** START Supplied data **
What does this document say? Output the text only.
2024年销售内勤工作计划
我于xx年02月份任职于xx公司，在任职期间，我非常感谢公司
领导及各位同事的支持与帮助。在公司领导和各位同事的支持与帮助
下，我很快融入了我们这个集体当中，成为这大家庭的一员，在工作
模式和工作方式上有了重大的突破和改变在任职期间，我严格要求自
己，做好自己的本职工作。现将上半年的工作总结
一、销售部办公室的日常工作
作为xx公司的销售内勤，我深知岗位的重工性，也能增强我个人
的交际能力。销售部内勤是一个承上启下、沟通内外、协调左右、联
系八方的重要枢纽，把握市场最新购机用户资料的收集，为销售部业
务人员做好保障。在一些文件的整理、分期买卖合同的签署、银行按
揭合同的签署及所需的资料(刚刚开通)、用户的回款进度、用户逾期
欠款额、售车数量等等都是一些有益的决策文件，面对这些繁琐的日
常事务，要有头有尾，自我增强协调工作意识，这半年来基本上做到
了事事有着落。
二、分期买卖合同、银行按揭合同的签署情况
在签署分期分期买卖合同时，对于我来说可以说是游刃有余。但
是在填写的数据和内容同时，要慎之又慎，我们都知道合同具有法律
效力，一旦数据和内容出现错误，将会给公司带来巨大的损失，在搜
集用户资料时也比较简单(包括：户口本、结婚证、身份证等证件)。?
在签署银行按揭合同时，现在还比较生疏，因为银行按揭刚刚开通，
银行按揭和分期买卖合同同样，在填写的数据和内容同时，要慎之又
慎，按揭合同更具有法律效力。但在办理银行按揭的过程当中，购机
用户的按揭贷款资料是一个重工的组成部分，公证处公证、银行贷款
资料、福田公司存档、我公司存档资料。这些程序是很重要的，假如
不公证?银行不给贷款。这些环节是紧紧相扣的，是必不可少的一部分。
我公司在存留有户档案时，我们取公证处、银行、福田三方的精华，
** END Supplied data **
Output the records verbatim, from the first line to the last.

Problem solution:
What does this document say? Output the text only.
2024年销售内勤工作计划
我于xx年02月份任职于xx公司，在任职期间，我非常感谢公司
领导及各位同事的支持与帮助。在公司领导和各位同事的支持与帮助
下，我很快融入了我们这个集体当中，成为这大家庭的一员，在工作
模式和工作方式上有了重大的突破和改变在任职期间，我严格要求自
己，做好自己的本职工作。现将上半年的工作总结
一、销售部办公室的日常工作
作为xx公司的销售内勤，我深知岗位的重工性，也能增强我个人
的交际能力。销售部内勤是一个承上启下、沟通内外、协调左右、联
系八方的重要枢纽，把握市场最新购机用户资料的收集，为销售部业
务人员做好保障。在一些文件的整理、分期买卖合同的签署、银行按
揭合同的签署及所需的资料(刚刚开通)、用户的回款进度、用户逾期
欠款额、售车数量等等都是一些有益的决策文件，面对这些繁琐的日
常事务，要有头有尾，自我增强协调工作意识，这半年来基本上做到
了事事有着落。
二、分期买卖合同、银行按揭合同的签署情况
在签署分期分期买卖合同时，对于我来说可以说是游刃有余。但
是在填写的数据和内容同时，要慎之又慎，我们都知道合同具有法律
效力，一旦数据和内容出现错误，将会给公司带来巨大的损失，在搜
集用户资料时也比较简单(包括：户口本、结婚证、身份证等证件)。?
在签署银行按揭合同时，现在还比较生疏，因为银行按揭刚刚开通，
银行按揭和分期买卖合同同样，在填写的数据和内容同时，要慎之又
慎，按揭合同更具有法律效力。但在办理银行按揭的过程当中，购机
用户的按揭贷款资料是一个重工的组成部分，公证处公证、银行贷款
资料、福田公司存档、我公司存档资料。这些程序是很重要的，假如
不公证?银行不给贷款。这些环节是紧紧相扣的，是必不可少的一部分。
我公司在存留有户档案时，我们取公证处、银行、福田三方的精华，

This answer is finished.